(DOCUMENT SEGMENT):
• • •
Comparison of Clinical Progress between Single- and Multiple-dose Surfactant Treatment in Neonatal Respiratory Distress Syndrome.
- Author:
Chang Hee KIL
1
;
Ho Sang JEON
;
Chong Woo BAE
Author Information
1. Department of Pediatrics, College of Medicine, Kyunghee University, Seoul, Korea. baecwkmc@zaigen.co.kr
- Publication Type:Original Article
- Keywords:
Multiple-dose surfactant replacement therapy;
Respiratory distress syndrome
- MeSH:
Birth Weight;
Classification;
Dacarbazine;
Enterocolitis, Necrotizing;
Hemorrhage;
Humans;
Hydrogen-Ion Concentration;
Infant, Newborn;
Lung Diseases;
Mortality;
Mothers;
Parturition;
Prescriptions;
Prognosis;
Pulmonary Surfactants;
Recurrence;
Respiratory Distress Syndrome, Newborn*;
Resuscitation;
Sepsis;
Ventilation;
Ventilators, Mechanical
- From:Korean Journal of Pediatrics
2005;48(10):1090-1095
- CountryRepublic of Korea
- Language:Korean
-
Abstract:
PURPOSE: In the case of serious respiratory distress syndrome (RDS) or relapse of clinical appearances after single treatment, we obtained more effective results with multiple-dose surfactant replacement therapy. We carried out this investigation for comparing and observing clinical progress between single-dose (group S) and multiple-dose (group M) pulmonary surfactant treatment group of neonatal RDS. METHODS: We investigated 48 neonates who were diagnosed as RDS and treated with pulmonary surfactant (PS) replacement therapy in NICU of Kyunghee University hospital from January 2002 to March 2004, then we compared and verified clinical progress of 32 neonates in group S with that of 16 neonates in group M. RESULTS: There were no significant statistical differences in average birth weights, average gestational periods, initial pH values of birth, whether operation of resuscitation at that time of birth was made or not, whether prenatal steroid prescription for mother, RDS classification standardized by Bomsel, and ventilation index (VI) before instillation of PS of two groups. However, there was significant statistical difference in a/A PO2 (P< 0.05). We could observe changes of VI and a/A PO2 within 72 hours have been continuously improved at group S rather than group M. In spite of relapses, group M changed for the better after second dose. There were also no significant differences between the two groups in duration of ventilator therapy, mortality within 28 days after birth, intraventricular hemorrhage by complication, retinopathy of premature, necrotizing enterocolitis, chronic lung diseases, sepsis, and DIC. CONCLUSION: In these relapse cases, as there were no significant differences in the mortality rate and the occurence of complication between group S and group M, the requirement of multiple-dose PS replacement therapy which brought improvement of prognosis was emphasized.
• • •
(RECORDED INFORMATION):
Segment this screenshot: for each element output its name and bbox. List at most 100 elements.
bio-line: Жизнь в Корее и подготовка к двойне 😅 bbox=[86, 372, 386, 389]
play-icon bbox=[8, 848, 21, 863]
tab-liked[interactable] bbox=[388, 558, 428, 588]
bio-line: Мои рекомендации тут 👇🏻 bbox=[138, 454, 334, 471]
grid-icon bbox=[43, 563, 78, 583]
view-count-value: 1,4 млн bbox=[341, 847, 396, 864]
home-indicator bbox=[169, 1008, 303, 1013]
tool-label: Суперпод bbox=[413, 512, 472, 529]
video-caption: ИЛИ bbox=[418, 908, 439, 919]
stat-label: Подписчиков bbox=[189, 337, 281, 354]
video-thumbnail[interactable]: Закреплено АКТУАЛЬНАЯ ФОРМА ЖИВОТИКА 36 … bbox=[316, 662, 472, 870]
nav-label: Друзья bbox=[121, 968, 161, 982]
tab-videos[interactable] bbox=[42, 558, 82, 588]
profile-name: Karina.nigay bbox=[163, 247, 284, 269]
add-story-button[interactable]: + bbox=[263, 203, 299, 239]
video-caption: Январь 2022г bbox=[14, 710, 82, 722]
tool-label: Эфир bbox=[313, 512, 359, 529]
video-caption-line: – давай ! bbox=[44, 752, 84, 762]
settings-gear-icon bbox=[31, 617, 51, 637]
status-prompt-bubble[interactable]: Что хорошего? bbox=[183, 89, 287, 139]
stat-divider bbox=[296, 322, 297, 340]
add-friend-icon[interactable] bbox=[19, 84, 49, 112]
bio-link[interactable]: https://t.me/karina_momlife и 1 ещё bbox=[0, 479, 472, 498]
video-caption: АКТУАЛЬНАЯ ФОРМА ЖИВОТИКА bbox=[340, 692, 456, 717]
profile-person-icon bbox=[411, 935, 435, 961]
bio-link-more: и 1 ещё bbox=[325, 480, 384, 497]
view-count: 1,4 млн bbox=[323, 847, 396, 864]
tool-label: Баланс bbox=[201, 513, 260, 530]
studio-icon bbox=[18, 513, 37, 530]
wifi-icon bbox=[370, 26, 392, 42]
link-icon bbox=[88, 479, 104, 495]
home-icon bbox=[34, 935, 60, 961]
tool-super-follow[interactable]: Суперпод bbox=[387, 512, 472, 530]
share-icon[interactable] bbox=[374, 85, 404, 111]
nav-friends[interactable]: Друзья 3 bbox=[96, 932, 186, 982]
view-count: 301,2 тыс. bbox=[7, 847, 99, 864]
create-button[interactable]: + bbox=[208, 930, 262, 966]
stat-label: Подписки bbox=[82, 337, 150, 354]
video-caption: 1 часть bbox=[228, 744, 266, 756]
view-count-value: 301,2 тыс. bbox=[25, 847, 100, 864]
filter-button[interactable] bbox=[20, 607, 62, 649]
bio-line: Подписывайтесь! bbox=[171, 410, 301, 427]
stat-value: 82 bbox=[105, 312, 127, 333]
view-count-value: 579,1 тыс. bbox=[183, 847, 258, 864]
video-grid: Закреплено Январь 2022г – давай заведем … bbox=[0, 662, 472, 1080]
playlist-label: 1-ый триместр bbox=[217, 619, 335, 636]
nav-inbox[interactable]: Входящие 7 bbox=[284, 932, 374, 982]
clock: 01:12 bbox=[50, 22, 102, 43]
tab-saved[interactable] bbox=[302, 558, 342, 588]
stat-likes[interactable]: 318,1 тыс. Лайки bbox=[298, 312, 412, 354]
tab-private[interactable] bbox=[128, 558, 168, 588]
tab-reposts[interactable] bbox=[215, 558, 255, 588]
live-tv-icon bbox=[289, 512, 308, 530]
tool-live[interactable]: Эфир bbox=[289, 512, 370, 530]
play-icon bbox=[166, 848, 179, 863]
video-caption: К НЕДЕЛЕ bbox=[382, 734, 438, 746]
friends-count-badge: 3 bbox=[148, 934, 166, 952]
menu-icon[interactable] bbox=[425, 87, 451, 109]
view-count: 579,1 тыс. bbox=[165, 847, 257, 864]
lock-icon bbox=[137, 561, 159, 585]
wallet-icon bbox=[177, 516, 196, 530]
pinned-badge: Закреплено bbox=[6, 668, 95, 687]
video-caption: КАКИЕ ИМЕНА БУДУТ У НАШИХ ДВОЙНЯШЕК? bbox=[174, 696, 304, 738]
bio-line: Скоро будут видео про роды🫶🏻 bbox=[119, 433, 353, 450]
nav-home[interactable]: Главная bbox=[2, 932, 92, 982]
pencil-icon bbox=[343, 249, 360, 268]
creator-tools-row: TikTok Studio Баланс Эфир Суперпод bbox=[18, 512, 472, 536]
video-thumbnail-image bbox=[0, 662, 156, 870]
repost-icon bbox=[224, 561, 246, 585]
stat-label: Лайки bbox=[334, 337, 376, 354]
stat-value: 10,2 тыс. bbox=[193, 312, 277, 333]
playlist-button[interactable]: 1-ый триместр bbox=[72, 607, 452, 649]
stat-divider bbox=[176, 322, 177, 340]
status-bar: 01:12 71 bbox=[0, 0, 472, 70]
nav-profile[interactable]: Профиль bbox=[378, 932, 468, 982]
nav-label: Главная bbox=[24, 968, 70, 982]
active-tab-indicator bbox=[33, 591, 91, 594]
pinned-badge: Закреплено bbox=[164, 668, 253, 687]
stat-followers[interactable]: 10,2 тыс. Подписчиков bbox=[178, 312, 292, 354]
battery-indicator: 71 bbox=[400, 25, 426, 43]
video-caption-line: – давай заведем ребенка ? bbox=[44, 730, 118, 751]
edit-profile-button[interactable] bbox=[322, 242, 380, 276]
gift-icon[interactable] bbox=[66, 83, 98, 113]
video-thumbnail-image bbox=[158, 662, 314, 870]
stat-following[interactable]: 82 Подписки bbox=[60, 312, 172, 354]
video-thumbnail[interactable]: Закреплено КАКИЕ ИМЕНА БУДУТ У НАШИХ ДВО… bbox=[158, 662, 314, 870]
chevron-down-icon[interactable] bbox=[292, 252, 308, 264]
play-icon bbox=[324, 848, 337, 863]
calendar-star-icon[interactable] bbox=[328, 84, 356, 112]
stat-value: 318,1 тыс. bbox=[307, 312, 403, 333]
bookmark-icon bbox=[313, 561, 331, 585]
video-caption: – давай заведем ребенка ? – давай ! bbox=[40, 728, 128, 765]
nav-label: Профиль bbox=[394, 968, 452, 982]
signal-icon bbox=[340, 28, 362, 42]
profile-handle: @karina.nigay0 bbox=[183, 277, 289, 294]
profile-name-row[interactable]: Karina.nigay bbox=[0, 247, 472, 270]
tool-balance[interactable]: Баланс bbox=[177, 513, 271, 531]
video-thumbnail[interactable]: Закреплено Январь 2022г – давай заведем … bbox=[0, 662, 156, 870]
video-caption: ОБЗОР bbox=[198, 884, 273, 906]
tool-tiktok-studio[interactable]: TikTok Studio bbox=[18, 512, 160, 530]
• • •
(REQUIREMENT A): Decide whether each statement below agrees with the abstract, answering yes or no and quoting the words that settle it: (i) the study compared 32 neonates in group S with 16 neonates in group M; (ii) the two groups differed significantly in average birth weight; (iii) mortality within 28 days after birth differed significantly between the two groups.
(REQUIREMENT B): According to the abstract, why did the authors emphasize the need for multiple-dose surfactant replacement therapy? Answer in one to three sentences.

(TASK RESULT A):
(i) Yes: "we compared and verified clinical progress of 32 neonates in group S with that of 16 neonates in group M."
(ii) No: "There were no significant statistical differences in average birth weights"
(iii) No: "There were also no significant differences between the two groups in duration of ventilator therapy, mortality within 28 days after birth"

(TASK RESULT B): In the relapse cases, group S and group M showed no significant differences in mortality rate or in the occurrence of complications. The abstract therefore presents multiple-dose replacement therapy as having improved the prognosis, which is why its requirement was emphasized.